Note: Remember that the first 80 are in no particular order.

Akira Kurosawa has four films worthy of this list, and one in particular is still in the running. There are seventeen entries left in my “lower eighty” section and I’ve narrowed it down to twenty-five contenders. We’ll see. This one is a no-brainer, Kurosawa’s legacy film and the one which has caused the most people worldwide to stand at attention and recognize Japan’s legendary filmmaker. Though it was remake to great success as The Magnificent Seven, The Seven Samurai may not be Kurosawa’s most influential film but it’s his most iconic. It’s also a perfect showcase for his ability to mine the impressive talents of Toshiro Mifune, an actor who is top ten all time worldwide in terms of skill and sheer movie star charisma. A fantastic film about people against impossible odds and the power of will. If you haven’t seen it, rectify before your next meal.

Moments to savor:

The introductions of the samurai. Watching Mifune own every scene he’s in. The battles, still effective 60 years later. The lighter moments between warfare. The creation of traps and defenses.

Rewatchability:

Pretty good but not as much as I’d remembered. When the Criterion DVD first hit I bought it and expected it to be a part of the rotation. It’s great but not the kind of thing you spin often.

Miscellany:

Though only tangentially similar, Takashi Miike’s 13 Assassins is a movie everyone must see. It’s so damn good.

================================

Task description: How many Akira Kurosawa films does the Seven Samurai review call worthy of the list? The rows that follow have no connection to the Seven Samurai review.

================================

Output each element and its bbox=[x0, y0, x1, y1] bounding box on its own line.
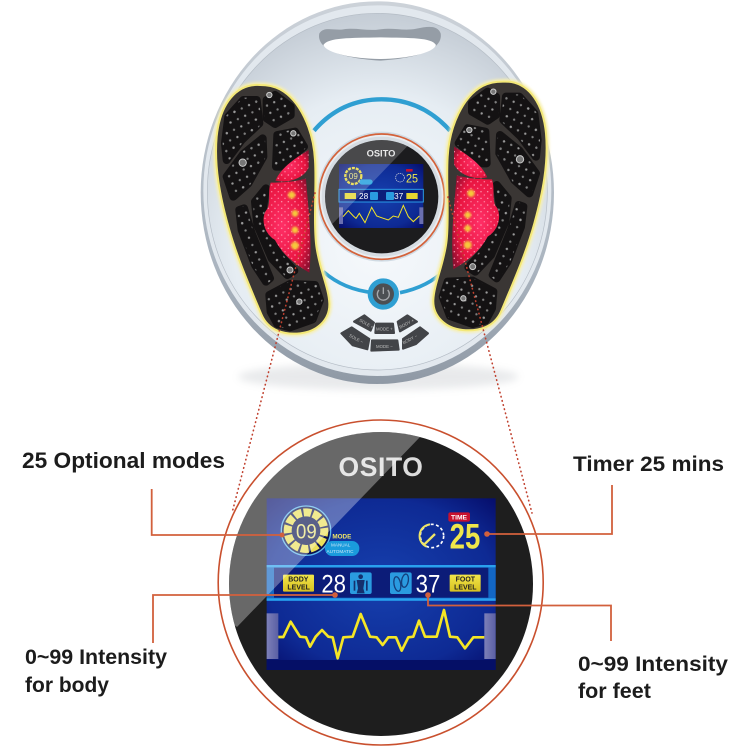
mini lcd screen: 09 bbox=[349, 172, 358, 181]
mode label: MODE bbox=[332, 534, 351, 541]
mode label bbox=[325, 534, 359, 556]
control buttons: SOLE + bbox=[359, 318, 375, 330]
body level label bbox=[283, 575, 314, 592]
body level label: BODY bbox=[288, 577, 309, 584]
callout line: modes bbox=[152, 489, 284, 538]
callout line: timer bbox=[484, 485, 612, 537]
magnified display lens bbox=[200, 420, 543, 745]
lcd bottom band bbox=[267, 660, 496, 670]
dotted zoom guide lines bbox=[232, 193, 532, 513]
label: optional modes: 25 Optional modes bbox=[22, 448, 225, 473]
left foot pads bbox=[225, 95, 320, 327]
control buttons: SOLE − bbox=[348, 333, 364, 345]
icon: feet bbox=[390, 572, 412, 594]
control buttons: MODE + bbox=[376, 327, 393, 332]
power button bbox=[368, 278, 399, 310]
timer label: TIME bbox=[451, 514, 468, 521]
mini lcd screen: 37 bbox=[394, 191, 404, 201]
icon: timer clock bbox=[420, 524, 444, 548]
label: timer: Timer 25 mins bbox=[573, 452, 724, 476]
control display bbox=[313, 133, 446, 261]
control buttons: BODY − bbox=[402, 333, 419, 345]
timer value: 25 bbox=[450, 518, 480, 557]
blue ring bottom arcs bbox=[323, 269, 446, 293]
body level label: LEVEL bbox=[287, 585, 311, 592]
label: feet intensity bbox=[578, 652, 728, 703]
blue ring top arc bbox=[314, 99, 450, 131]
icon: body figure bbox=[350, 572, 372, 594]
foot level label bbox=[450, 575, 481, 592]
left foot silver studs bbox=[239, 92, 302, 304]
right foot yellow glow outline bbox=[433, 82, 547, 330]
right foot plate bbox=[433, 82, 547, 330]
control buttons: BODY + bbox=[398, 318, 415, 330]
mini brand: OSITO bbox=[367, 149, 395, 159]
brand name: OSITO bbox=[339, 452, 423, 482]
mini lcd screen: 28 bbox=[359, 191, 369, 201]
right foot silver studs bbox=[461, 89, 524, 301]
mini lcd screen: 25 bbox=[406, 172, 418, 186]
right foot dot pattern bbox=[443, 92, 538, 324]
device shadow bbox=[238, 363, 518, 390]
control buttons bbox=[341, 315, 428, 351]
lens ring bbox=[218, 420, 543, 745]
lens black face bbox=[229, 432, 533, 736]
label: body intensity: 0~99 Intensity bbox=[25, 646, 167, 669]
waveform bbox=[278, 610, 484, 658]
mini lcd screen bbox=[339, 164, 423, 228]
right foot pads bbox=[443, 92, 538, 324]
waveform side bars bbox=[267, 613, 496, 659]
foot level value: 37 bbox=[416, 570, 440, 598]
mini display glare bbox=[325, 140, 408, 224]
label: feet intensity: 0~99 Intensity bbox=[578, 652, 728, 676]
mode label: MANUAL bbox=[331, 543, 351, 548]
label: feet intensity: for feet bbox=[578, 679, 651, 703]
label: body intensity bbox=[25, 646, 167, 697]
right foot red light zones bbox=[452, 147, 499, 269]
left foot red light zones bbox=[264, 150, 310, 273]
callout line: feet intensity bbox=[425, 592, 611, 641]
left foot yellow glow outline bbox=[216, 85, 329, 334]
control buttons: MODE − bbox=[376, 344, 393, 349]
foot level label: FOOT bbox=[456, 577, 476, 584]
left foot plate bbox=[216, 85, 329, 334]
callout line: body intensity bbox=[153, 592, 338, 643]
mode number: 09 bbox=[296, 519, 317, 543]
lcd screen bbox=[267, 498, 496, 670]
timer label bbox=[448, 512, 470, 522]
carry handle bbox=[319, 27, 441, 61]
level strip bbox=[267, 565, 496, 601]
label: body intensity: for body bbox=[25, 674, 109, 697]
device body bbox=[201, 1, 554, 384]
left foot dot pattern bbox=[225, 95, 320, 327]
mode gauge bbox=[281, 506, 331, 555]
mode label: AUTOMATIC bbox=[326, 549, 354, 554]
lens glare bbox=[229, 432, 420, 627]
body level value: 28 bbox=[321, 570, 346, 598]
foot level label: LEVEL bbox=[454, 585, 477, 592]
lcd background bbox=[267, 498, 496, 670]
device: foot massager bbox=[201, 1, 554, 390]
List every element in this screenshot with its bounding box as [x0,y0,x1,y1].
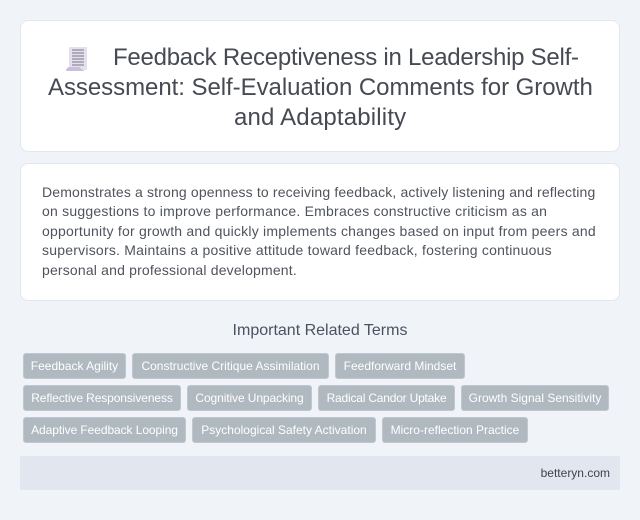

================================

Solved exercise: Four.